[Text under study Boundary: Start]
Declaration of Conflicting Interests
The authors declared no potential conflicts of interest with respect to the research, authorship, and/or publication of this article.
Data Availability
Anonymous data and SPSS syntax codes are available from the corresponding author upon reasonable request.
Statements and Declarations
All content, data analysis, interpretation and conclusions were independently carried out by the (co)authors without AI assistance. ChatGPT was employed exclusively for minor linguistic refinements and to improve textual clarity, without influencing the substantive elements of the work.
[Text under study Boundary: End]
- **Tasks to perform**:
- a) Please write out the declarations text word for word, starting with "Declaration of Conflicting" and going on through "of this article.".
- b) According to the declarations text, what was ChatGPT used for?
[Supplied material Boundary: Start]
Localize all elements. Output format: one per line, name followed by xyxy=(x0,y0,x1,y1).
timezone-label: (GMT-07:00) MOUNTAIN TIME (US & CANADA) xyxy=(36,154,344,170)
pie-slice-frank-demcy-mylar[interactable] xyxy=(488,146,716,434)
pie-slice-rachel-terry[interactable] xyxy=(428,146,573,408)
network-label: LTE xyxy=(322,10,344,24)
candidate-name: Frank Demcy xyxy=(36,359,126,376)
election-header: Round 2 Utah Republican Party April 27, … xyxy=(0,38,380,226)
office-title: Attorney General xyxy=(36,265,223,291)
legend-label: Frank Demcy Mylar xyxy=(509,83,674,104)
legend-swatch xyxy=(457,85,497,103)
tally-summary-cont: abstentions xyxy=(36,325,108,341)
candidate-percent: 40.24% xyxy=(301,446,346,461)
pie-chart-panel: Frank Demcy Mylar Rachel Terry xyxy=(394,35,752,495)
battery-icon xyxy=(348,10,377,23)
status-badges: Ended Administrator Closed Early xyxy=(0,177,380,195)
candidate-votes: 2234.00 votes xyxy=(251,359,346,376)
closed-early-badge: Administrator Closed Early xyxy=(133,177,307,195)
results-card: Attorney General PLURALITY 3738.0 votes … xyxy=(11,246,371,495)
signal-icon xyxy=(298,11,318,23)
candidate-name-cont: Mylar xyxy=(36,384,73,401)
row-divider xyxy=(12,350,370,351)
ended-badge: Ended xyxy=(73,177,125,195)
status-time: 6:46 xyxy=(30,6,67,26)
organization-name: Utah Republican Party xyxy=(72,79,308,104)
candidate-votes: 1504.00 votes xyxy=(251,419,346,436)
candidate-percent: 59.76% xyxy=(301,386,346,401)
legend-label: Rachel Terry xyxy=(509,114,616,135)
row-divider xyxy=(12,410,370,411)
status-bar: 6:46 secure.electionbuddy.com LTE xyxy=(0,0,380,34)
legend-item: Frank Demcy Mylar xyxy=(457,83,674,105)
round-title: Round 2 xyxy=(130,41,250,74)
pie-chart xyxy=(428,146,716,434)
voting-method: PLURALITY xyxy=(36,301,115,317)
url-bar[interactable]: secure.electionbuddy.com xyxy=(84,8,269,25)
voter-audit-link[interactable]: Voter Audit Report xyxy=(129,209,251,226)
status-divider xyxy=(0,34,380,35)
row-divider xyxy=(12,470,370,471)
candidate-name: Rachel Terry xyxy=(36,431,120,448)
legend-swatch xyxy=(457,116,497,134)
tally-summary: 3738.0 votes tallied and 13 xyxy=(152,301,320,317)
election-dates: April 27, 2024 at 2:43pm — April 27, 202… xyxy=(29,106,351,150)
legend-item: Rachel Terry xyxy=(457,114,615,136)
[Supplied material Boundary: End]
- **Task solutions**:
- a)
Declaration of Conflicting Interests
The authors declared no potential conflicts of interest with respect to the research, authorship, and/or publication of this article.

- b) Only for minor linguistic refinements and to improve textual clarity.